Problem to work on
Every entry must be given again exactly.

[Dataset entries]
──────────
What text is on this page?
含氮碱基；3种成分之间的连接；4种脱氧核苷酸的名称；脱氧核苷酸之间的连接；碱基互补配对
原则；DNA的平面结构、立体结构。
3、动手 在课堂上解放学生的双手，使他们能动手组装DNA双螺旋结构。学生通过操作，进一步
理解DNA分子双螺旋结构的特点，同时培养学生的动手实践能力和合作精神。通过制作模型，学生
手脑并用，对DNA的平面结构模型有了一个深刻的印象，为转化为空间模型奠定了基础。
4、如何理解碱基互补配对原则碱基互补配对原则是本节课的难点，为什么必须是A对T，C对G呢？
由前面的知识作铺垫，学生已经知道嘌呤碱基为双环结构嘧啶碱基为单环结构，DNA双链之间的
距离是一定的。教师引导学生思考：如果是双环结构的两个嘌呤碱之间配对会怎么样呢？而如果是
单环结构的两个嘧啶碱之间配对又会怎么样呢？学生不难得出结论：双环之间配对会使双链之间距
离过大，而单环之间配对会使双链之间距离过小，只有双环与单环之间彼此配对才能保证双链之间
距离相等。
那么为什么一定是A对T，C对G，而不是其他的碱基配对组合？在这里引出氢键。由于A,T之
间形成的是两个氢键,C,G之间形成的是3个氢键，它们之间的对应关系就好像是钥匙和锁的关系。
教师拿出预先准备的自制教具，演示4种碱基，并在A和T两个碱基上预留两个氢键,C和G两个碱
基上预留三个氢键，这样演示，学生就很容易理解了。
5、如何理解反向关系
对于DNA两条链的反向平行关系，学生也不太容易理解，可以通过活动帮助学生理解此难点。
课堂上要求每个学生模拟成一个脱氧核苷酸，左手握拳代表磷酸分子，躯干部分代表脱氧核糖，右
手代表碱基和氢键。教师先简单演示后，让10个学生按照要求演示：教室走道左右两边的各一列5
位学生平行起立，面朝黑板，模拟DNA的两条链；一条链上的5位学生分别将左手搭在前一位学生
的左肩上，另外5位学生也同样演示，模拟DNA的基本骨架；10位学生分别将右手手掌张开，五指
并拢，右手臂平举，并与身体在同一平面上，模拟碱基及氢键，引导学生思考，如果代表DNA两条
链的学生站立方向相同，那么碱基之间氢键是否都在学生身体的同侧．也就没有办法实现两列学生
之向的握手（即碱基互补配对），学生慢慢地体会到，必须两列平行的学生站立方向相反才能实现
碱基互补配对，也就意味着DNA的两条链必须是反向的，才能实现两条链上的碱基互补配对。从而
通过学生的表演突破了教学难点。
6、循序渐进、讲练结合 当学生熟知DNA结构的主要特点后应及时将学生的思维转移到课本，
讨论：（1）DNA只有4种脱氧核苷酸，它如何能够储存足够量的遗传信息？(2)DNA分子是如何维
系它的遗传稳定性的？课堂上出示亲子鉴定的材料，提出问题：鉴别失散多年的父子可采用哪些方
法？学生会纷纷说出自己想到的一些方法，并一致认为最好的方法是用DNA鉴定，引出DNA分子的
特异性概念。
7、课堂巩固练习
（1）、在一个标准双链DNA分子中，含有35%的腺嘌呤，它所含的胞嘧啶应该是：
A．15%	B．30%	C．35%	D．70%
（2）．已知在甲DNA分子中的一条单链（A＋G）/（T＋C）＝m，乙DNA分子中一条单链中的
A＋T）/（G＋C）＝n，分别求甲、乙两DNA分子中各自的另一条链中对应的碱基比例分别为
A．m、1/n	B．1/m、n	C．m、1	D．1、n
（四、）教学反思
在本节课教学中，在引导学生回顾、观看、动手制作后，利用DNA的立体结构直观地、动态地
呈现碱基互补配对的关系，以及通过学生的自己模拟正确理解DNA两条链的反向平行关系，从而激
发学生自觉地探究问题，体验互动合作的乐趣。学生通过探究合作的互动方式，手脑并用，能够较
──────────
Response
What text is on this page?
含氮碱基；3种成分之间的连接；4种脱氧核苷酸的名称；脱氧核苷酸之间的连接；碱基互补配对
原则；DNA的平面结构、立体结构。
3、动手 在课堂上解放学生的双手，使他们能动手组装DNA双螺旋结构。学生通过操作，进一步
理解DNA分子双螺旋结构的特点，同时培养学生的动手实践能力和合作精神。通过制作模型，学生
手脑并用，对DNA的平面结构模型有了一个深刻的印象，为转化为空间模型奠定了基础。
4、如何理解碱基互补配对原则碱基互补配对原则是本节课的难点，为什么必须是A对T，C对G呢？
由前面的知识作铺垫，学生已经知道嘌呤碱基为双环结构嘧啶碱基为单环结构，DNA双链之间的
距离是一定的。教师引导学生思考：如果是双环结构的两个嘌呤碱之间配对会怎么样呢？而如果是
单环结构的两个嘧啶碱之间配对又会怎么样呢？学生不难得出结论：双环之间配对会使双链之间距
离过大，而单环之间配对会使双链之间距离过小，只有双环与单环之间彼此配对才能保证双链之间
距离相等。
那么为什么一定是A对T，C对G，而不是其他的碱基配对组合？在这里引出氢键。由于A,T之
间形成的是两个氢键,C,G之间形成的是3个氢键，它们之间的对应关系就好像是钥匙和锁的关系。
教师拿出预先准备的自制教具，演示4种碱基，并在A和T两个碱基上预留两个氢键,C和G两个碱
基上预留三个氢键，这样演示，学生就很容易理解了。
5、如何理解反向关系
对于DNA两条链的反向平行关系，学生也不太容易理解，可以通过活动帮助学生理解此难点。
课堂上要求每个学生模拟成一个脱氧核苷酸，左手握拳代表磷酸分子，躯干部分代表脱氧核糖，右
手代表碱基和氢键。教师先简单演示后，让10个学生按照要求演示：教室走道左右两边的各一列5
位学生平行起立，面朝黑板，模拟DNA的两条链；一条链上的5位学生分别将左手搭在前一位学生
的左肩上，另外5位学生也同样演示，模拟DNA的基本骨架；10位学生分别将右手手掌张开，五指
并拢，右手臂平举，并与身体在同一平面上，模拟碱基及氢键，引导学生思考，如果代表DNA两条
链的学生站立方向相同，那么碱基之间氢键是否都在学生身体的同侧．也就没有办法实现两列学生
之向的握手（即碱基互补配对），学生慢慢地体会到，必须两列平行的学生站立方向相反才能实现
碱基互补配对，也就意味着DNA的两条链必须是反向的，才能实现两条链上的碱基互补配对。从而
通过学生的表演突破了教学难点。
6、循序渐进、讲练结合 当学生熟知DNA结构的主要特点后应及时将学生的思维转移到课本，
讨论：（1）DNA只有4种脱氧核苷酸，它如何能够储存足够量的遗传信息？(2)DNA分子是如何维
系它的遗传稳定性的？课堂上出示亲子鉴定的材料，提出问题：鉴别失散多年的父子可采用哪些方
法？学生会纷纷说出自己想到的一些方法，并一致认为最好的方法是用DNA鉴定，引出DNA分子的
特异性概念。
7、课堂巩固练习
（1）、在一个标准双链DNA分子中，含有35%的腺嘌呤，它所含的胞嘧啶应该是：
A．15%	B．30%	C．35%	D．70%
（2）．已知在甲DNA分子中的一条单链（A＋G）/（T＋C）＝m，乙DNA分子中一条单链中的
A＋T）/（G＋C）＝n，分别求甲、乙两DNA分子中各自的另一条链中对应的碱基比例分别为
A．m、1/n	B．1/m、n	C．m、1	D．1、n
（四、）教学反思
在本节课教学中，在引导学生回顾、观看、动手制作后，利用DNA的立体结构直观地、动态地
呈现碱基互补配对的关系，以及通过学生的自己模拟正确理解DNA两条链的反向平行关系，从而激
发学生自觉地探究问题，体验互动合作的乐趣。学生通过探究合作的互动方式，手脑并用，能够较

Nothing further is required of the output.